#### TASK TO CARRY OUT
Gather every line from the entries below that includes "calendar".

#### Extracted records
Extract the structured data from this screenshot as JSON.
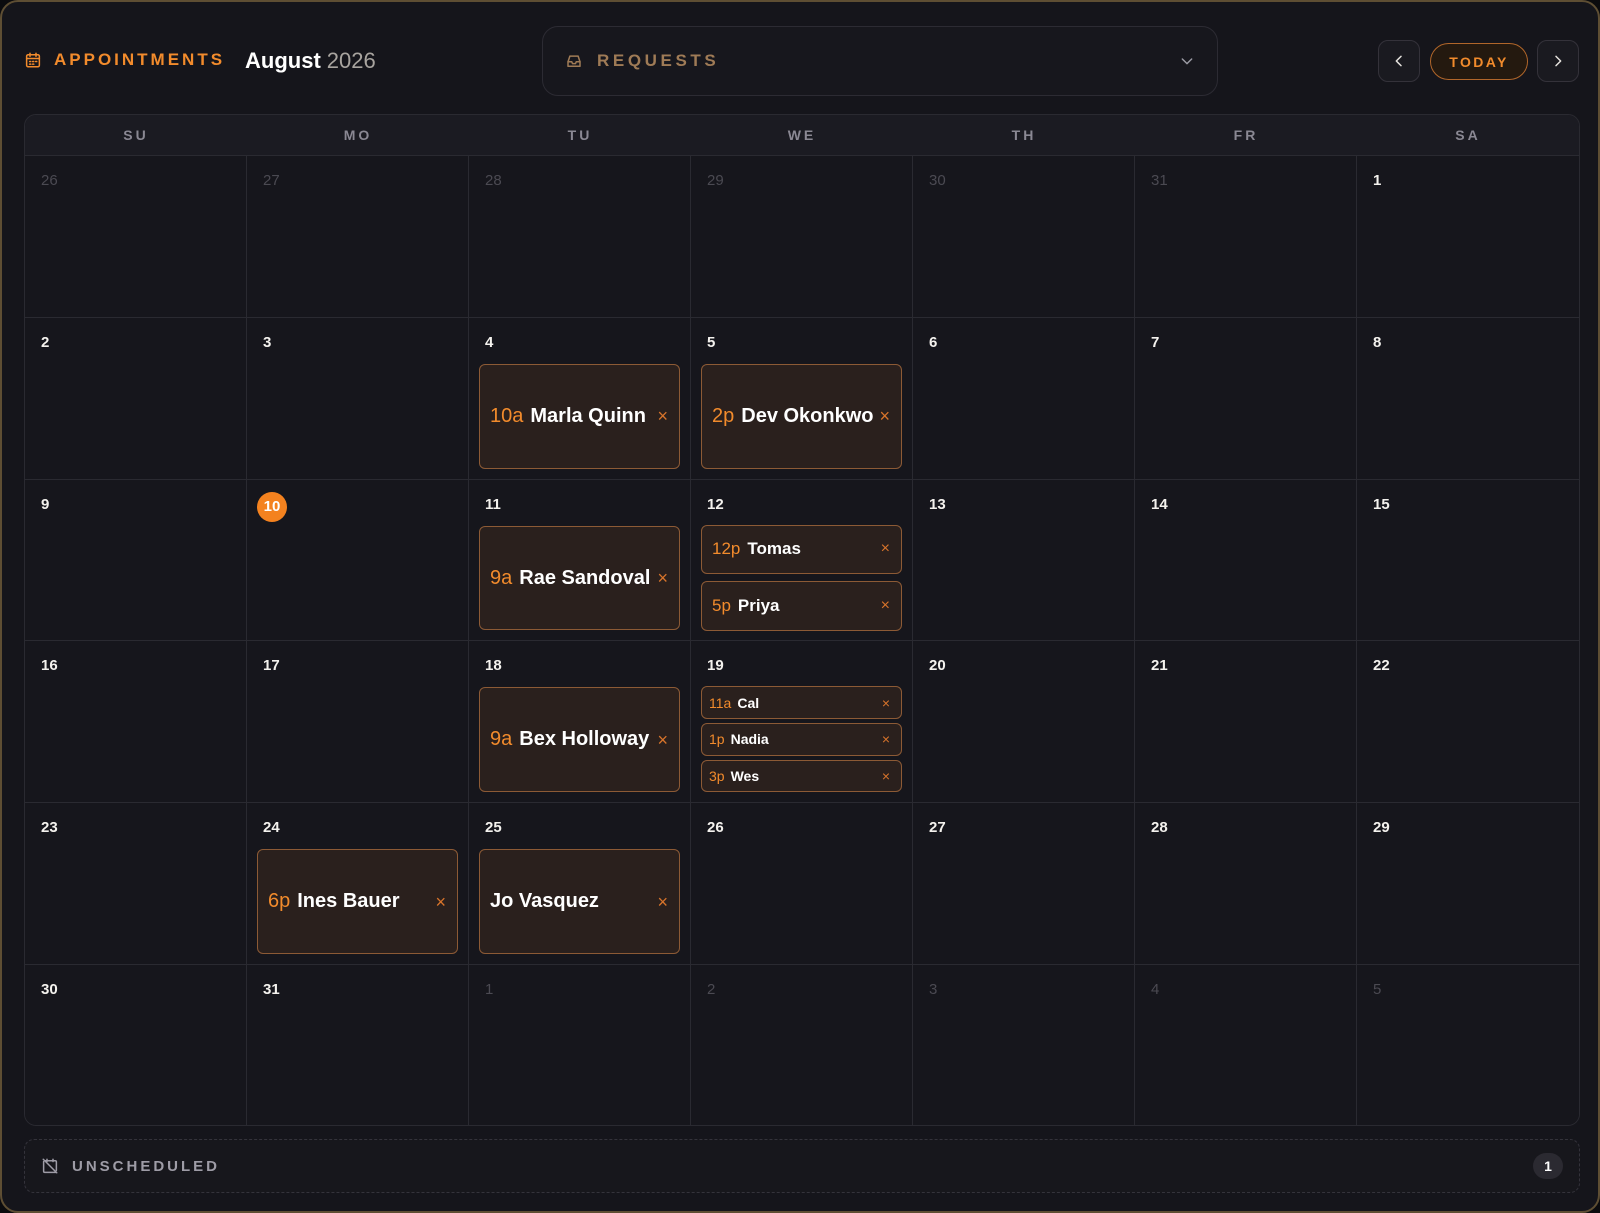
{
  "header": {
    "brand_label": "APPOINTMENTS",
    "month": "August",
    "year": "2026",
    "requests_label": "REQUESTS",
    "today_label": "TODAY",
    "icons": {
      "brand": "calendar-icon",
      "requests": "inbox-tray-icon",
      "dropdown": "chevron-down-icon",
      "prev": "chevron-left-icon",
      "next": "chevron-right-icon"
    }
  },
  "colors": {
    "accent": "#f28b2c",
    "background": "#15151b",
    "event_fill": "#2a201d",
    "event_border": "#8c5a35",
    "today_badge": "#f4821f"
  },
  "calendar": {
    "weekdays": [
      "SU",
      "MO",
      "TU",
      "WE",
      "TH",
      "FR",
      "SA"
    ],
    "today": "10",
    "days": [
      {
        "day": "26",
        "out": true,
        "events": []
      },
      {
        "day": "27",
        "out": true,
        "events": []
      },
      {
        "day": "28",
        "out": true,
        "events": []
      },
      {
        "day": "29",
        "out": true,
        "events": []
      },
      {
        "day": "30",
        "out": true,
        "events": []
      },
      {
        "day": "31",
        "out": true,
        "events": []
      },
      {
        "day": "1",
        "out": false,
        "events": []
      },
      {
        "day": "2",
        "out": false,
        "events": []
      },
      {
        "day": "3",
        "out": false,
        "events": []
      },
      {
        "day": "4",
        "out": false,
        "events": [
          {
            "time": "10a",
            "name": "Marla Quinn"
          }
        ]
      },
      {
        "day": "5",
        "out": false,
        "events": [
          {
            "time": "2p",
            "name": "Dev Okonkwo"
          }
        ]
      },
      {
        "day": "6",
        "out": false,
        "events": []
      },
      {
        "day": "7",
        "out": false,
        "events": []
      },
      {
        "day": "8",
        "out": false,
        "events": []
      },
      {
        "day": "9",
        "out": false,
        "events": []
      },
      {
        "day": "10",
        "out": false,
        "events": []
      },
      {
        "day": "11",
        "out": false,
        "events": [
          {
            "time": "9a",
            "name": "Rae Sandoval"
          }
        ]
      },
      {
        "day": "12",
        "out": false,
        "events": [
          {
            "time": "12p",
            "name": "Tomas"
          },
          {
            "time": "5p",
            "name": "Priya"
          }
        ]
      },
      {
        "day": "13",
        "out": false,
        "events": []
      },
      {
        "day": "14",
        "out": false,
        "events": []
      },
      {
        "day": "15",
        "out": false,
        "events": []
      },
      {
        "day": "16",
        "out": false,
        "events": []
      },
      {
        "day": "17",
        "out": false,
        "events": []
      },
      {
        "day": "18",
        "out": false,
        "events": [
          {
            "time": "9a",
            "name": "Bex Holloway"
          }
        ]
      },
      {
        "day": "19",
        "out": false,
        "events": [
          {
            "time": "11a",
            "name": "Cal"
          },
          {
            "time": "1p",
            "name": "Nadia"
          },
          {
            "time": "3p",
            "name": "Wes"
          }
        ]
      },
      {
        "day": "20",
        "out": false,
        "events": []
      },
      {
        "day": "21",
        "out": false,
        "events": []
      },
      {
        "day": "22",
        "out": false,
        "events": []
      },
      {
        "day": "23",
        "out": false,
        "events": []
      },
      {
        "day": "24",
        "out": false,
        "events": [
          {
            "time": "6p",
            "name": "Ines Bauer"
          }
        ]
      },
      {
        "day": "25",
        "out": false,
        "events": [
          {
            "time": "",
            "name": "Jo Vasquez"
          }
        ]
      },
      {
        "day": "26",
        "out": false,
        "events": []
      },
      {
        "day": "27",
        "out": false,
        "events": []
      },
      {
        "day": "28",
        "out": false,
        "events": []
      },
      {
        "day": "29",
        "out": false,
        "events": []
      },
      {
        "day": "30",
        "out": false,
        "events": []
      },
      {
        "day": "31",
        "out": false,
        "events": []
      },
      {
        "day": "1",
        "out": true,
        "events": []
      },
      {
        "day": "2",
        "out": true,
        "events": []
      },
      {
        "day": "3",
        "out": true,
        "events": []
      },
      {
        "day": "4",
        "out": true,
        "events": []
      },
      {
        "day": "5",
        "out": true,
        "events": []
      }
    ]
  },
  "unscheduled": {
    "label": "UNSCHEDULED",
    "count": "1",
    "icon": "calendar-off-icon"
  },
  "event_remove_glyph": "×"
}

#### PROBLEM SOLUTION
      "brand": "calendar-icon",
  "calendar": {
    "icon": "calendar-off-icon"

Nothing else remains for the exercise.